[Given entries]
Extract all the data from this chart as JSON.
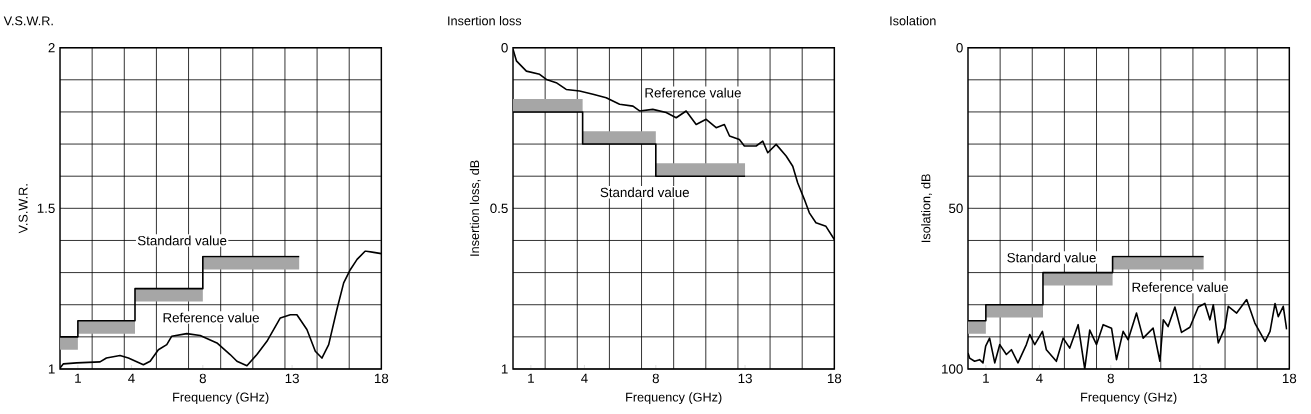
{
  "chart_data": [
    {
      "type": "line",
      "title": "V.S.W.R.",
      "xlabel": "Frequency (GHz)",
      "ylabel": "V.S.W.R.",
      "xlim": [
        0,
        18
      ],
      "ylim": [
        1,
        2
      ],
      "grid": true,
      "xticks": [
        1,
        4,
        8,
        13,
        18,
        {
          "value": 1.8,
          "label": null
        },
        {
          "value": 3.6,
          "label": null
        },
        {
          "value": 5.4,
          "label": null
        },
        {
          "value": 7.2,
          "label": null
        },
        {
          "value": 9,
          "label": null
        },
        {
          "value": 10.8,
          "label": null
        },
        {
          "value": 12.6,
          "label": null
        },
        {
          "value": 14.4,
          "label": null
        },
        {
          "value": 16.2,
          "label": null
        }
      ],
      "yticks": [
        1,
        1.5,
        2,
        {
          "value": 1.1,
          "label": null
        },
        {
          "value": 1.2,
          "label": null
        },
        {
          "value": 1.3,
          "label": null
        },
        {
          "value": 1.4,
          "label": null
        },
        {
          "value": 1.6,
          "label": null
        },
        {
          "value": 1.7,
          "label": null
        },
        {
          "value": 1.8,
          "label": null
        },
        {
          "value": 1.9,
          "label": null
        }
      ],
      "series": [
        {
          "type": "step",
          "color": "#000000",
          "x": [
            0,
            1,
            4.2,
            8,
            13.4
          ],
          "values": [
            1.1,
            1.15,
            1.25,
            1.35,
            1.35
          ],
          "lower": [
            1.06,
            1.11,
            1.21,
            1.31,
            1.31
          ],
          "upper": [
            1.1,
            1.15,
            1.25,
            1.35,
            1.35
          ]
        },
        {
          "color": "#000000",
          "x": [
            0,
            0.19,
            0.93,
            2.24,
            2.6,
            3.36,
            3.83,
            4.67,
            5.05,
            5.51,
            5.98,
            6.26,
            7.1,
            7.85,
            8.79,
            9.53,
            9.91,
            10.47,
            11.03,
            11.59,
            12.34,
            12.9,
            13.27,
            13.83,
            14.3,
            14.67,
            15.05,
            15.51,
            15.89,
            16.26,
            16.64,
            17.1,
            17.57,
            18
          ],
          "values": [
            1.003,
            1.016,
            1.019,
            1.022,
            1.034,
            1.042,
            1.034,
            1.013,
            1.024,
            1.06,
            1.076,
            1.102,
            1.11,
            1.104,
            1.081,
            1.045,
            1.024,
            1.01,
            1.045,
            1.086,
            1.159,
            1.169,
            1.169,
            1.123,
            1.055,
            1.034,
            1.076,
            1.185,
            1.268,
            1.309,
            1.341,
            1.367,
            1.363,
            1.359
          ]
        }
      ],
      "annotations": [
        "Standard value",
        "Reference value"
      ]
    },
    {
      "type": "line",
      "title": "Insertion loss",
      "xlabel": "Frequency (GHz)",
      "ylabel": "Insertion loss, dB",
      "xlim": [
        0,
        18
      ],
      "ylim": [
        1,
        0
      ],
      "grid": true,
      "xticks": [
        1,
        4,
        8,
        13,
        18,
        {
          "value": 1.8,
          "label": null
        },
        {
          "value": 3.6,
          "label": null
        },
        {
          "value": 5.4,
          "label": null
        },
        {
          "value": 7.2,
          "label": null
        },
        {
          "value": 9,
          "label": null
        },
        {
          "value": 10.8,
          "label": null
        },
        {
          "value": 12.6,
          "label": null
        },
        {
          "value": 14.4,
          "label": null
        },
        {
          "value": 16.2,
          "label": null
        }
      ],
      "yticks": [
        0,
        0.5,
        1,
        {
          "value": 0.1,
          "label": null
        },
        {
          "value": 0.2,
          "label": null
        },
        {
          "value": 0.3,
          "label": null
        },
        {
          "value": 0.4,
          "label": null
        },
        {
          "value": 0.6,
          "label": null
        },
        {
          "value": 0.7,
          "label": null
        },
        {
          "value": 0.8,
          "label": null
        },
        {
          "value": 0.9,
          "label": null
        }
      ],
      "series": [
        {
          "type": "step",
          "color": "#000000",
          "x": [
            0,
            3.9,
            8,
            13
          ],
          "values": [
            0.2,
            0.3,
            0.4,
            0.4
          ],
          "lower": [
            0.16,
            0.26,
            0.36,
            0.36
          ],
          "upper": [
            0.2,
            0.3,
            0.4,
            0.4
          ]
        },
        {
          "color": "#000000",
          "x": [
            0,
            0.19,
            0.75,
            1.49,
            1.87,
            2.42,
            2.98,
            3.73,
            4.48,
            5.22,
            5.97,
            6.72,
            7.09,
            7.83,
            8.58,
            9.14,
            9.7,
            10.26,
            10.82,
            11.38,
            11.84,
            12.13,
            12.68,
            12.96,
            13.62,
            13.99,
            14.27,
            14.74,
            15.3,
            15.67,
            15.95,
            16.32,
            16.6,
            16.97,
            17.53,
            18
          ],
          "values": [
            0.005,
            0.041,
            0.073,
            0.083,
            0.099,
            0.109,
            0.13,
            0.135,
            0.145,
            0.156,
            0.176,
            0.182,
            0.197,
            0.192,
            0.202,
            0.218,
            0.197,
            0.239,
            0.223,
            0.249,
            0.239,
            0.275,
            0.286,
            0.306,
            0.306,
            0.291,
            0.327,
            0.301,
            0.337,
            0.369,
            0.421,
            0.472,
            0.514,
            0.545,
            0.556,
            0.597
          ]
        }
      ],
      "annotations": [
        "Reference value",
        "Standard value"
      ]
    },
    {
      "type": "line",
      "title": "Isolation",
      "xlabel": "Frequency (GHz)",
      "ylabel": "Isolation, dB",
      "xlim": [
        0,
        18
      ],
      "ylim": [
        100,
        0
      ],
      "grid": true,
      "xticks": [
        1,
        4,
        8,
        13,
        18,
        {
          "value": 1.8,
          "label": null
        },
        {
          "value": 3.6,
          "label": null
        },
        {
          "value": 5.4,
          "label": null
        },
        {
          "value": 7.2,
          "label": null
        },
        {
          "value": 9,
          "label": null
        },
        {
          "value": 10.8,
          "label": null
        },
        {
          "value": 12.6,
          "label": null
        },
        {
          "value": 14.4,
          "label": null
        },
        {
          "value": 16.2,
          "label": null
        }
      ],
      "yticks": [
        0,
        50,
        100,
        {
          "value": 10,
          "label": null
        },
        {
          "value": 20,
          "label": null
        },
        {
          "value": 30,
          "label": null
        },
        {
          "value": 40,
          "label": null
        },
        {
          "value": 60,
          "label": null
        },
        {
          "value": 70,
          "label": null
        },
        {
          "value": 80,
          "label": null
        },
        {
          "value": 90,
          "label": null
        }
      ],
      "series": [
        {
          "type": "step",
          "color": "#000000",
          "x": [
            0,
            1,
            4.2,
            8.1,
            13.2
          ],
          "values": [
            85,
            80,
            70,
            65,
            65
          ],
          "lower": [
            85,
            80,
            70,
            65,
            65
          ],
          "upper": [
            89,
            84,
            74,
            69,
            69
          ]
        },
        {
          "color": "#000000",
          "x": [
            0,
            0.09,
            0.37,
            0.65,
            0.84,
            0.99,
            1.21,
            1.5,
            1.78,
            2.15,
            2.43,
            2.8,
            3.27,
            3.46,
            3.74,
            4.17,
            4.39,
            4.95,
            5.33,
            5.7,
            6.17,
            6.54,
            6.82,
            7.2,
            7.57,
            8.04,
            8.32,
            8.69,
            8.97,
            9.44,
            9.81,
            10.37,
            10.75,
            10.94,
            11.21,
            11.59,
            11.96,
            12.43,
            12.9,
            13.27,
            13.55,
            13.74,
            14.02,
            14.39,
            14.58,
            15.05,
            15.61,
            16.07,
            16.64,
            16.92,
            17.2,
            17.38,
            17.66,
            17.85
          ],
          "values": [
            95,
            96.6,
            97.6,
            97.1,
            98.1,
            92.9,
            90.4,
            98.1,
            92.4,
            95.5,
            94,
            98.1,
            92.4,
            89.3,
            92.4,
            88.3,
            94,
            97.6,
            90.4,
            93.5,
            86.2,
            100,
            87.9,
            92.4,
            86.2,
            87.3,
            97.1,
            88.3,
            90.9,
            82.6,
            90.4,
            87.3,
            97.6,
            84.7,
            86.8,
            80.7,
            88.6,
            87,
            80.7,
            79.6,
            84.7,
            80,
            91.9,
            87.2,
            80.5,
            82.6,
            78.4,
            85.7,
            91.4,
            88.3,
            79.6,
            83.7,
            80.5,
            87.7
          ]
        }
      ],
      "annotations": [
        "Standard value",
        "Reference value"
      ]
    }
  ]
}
---
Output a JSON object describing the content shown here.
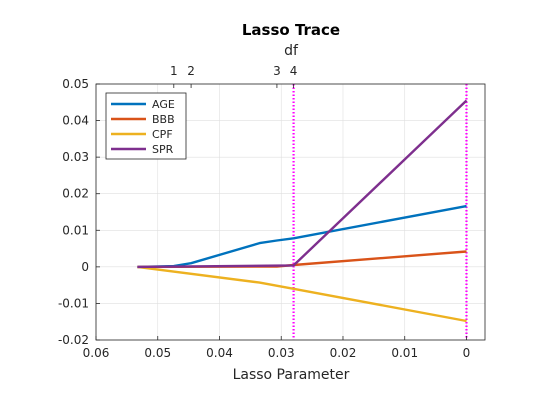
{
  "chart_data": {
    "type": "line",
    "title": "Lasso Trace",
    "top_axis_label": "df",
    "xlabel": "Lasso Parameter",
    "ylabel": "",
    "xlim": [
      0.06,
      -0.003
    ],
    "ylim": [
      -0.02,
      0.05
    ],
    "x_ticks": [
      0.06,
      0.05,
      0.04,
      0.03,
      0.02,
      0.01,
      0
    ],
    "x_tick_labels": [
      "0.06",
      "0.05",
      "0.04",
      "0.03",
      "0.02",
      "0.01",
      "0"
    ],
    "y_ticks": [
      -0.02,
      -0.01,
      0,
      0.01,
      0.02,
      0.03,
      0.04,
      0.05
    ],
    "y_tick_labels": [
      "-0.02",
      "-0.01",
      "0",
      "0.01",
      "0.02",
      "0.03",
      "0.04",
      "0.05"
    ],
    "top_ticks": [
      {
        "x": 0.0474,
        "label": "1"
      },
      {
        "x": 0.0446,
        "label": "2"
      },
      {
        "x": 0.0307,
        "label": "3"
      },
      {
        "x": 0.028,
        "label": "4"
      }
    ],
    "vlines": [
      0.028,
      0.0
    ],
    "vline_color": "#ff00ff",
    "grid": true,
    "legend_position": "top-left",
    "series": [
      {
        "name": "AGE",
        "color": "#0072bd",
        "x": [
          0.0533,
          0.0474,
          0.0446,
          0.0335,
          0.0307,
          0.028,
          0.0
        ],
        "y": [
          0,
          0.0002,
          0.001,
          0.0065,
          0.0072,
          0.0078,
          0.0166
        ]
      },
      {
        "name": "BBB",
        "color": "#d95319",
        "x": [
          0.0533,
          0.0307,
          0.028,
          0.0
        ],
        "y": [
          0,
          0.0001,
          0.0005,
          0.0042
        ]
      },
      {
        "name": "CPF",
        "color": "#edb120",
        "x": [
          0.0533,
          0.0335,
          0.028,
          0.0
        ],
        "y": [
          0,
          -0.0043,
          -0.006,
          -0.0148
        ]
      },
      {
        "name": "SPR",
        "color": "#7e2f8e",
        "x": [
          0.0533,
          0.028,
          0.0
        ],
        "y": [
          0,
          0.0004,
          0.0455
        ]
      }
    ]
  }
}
...
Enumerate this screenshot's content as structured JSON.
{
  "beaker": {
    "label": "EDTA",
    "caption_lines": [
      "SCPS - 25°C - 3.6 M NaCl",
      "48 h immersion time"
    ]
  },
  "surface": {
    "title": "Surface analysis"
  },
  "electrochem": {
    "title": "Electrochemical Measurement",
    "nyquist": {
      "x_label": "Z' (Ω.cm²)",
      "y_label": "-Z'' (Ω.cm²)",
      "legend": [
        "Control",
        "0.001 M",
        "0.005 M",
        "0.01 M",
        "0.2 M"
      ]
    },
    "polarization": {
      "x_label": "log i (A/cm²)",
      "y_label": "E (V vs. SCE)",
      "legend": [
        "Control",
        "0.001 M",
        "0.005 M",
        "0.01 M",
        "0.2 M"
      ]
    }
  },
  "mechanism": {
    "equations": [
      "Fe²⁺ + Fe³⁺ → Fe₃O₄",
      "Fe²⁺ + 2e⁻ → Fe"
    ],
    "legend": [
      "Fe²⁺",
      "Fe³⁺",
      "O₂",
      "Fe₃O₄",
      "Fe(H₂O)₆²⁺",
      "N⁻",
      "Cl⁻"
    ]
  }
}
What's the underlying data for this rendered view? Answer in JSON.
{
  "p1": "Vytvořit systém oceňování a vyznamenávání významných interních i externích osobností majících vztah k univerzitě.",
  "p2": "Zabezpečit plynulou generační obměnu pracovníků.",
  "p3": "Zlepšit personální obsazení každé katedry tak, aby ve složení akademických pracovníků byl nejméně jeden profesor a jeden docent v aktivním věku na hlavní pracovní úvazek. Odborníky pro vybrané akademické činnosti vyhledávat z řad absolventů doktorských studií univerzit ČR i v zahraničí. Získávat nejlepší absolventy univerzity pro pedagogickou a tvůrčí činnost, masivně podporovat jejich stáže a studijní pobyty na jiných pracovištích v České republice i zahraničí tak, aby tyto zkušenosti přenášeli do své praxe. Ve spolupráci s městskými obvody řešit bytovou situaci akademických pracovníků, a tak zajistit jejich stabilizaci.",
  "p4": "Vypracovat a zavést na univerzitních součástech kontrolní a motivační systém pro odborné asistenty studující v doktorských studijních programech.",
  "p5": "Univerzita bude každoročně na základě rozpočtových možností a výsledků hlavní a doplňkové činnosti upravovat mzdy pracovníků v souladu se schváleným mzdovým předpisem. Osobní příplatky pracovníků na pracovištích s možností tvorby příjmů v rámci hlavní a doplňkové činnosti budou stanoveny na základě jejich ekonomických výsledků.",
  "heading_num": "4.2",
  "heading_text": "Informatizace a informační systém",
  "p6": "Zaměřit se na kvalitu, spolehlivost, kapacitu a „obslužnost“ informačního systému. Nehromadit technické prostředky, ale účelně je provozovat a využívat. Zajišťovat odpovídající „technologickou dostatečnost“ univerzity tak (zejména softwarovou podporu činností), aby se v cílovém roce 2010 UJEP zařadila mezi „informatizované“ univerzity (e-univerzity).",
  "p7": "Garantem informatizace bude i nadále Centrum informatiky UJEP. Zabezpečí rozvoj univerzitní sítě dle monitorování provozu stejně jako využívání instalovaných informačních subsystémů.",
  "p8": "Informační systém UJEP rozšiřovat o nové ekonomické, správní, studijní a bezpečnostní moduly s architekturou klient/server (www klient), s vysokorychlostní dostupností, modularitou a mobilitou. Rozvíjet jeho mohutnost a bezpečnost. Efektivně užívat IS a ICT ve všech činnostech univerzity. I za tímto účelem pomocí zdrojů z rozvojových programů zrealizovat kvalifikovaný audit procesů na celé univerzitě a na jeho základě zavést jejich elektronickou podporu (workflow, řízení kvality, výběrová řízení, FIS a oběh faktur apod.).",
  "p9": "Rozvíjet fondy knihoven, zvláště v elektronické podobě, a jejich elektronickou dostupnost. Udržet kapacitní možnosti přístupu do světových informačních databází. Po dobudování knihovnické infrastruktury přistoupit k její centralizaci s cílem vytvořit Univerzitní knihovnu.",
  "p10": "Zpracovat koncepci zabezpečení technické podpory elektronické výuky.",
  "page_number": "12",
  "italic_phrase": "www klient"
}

[What you will do] Where a line contains the string "JSON", extract that line.

[Expected output]
Extract all the data from this chart as JSON.
Output a JSON object describing the content shown here.
Enumerate this screenshot's content as structured JSON.
What's the underlying data for this rendered view? Answer in JSON.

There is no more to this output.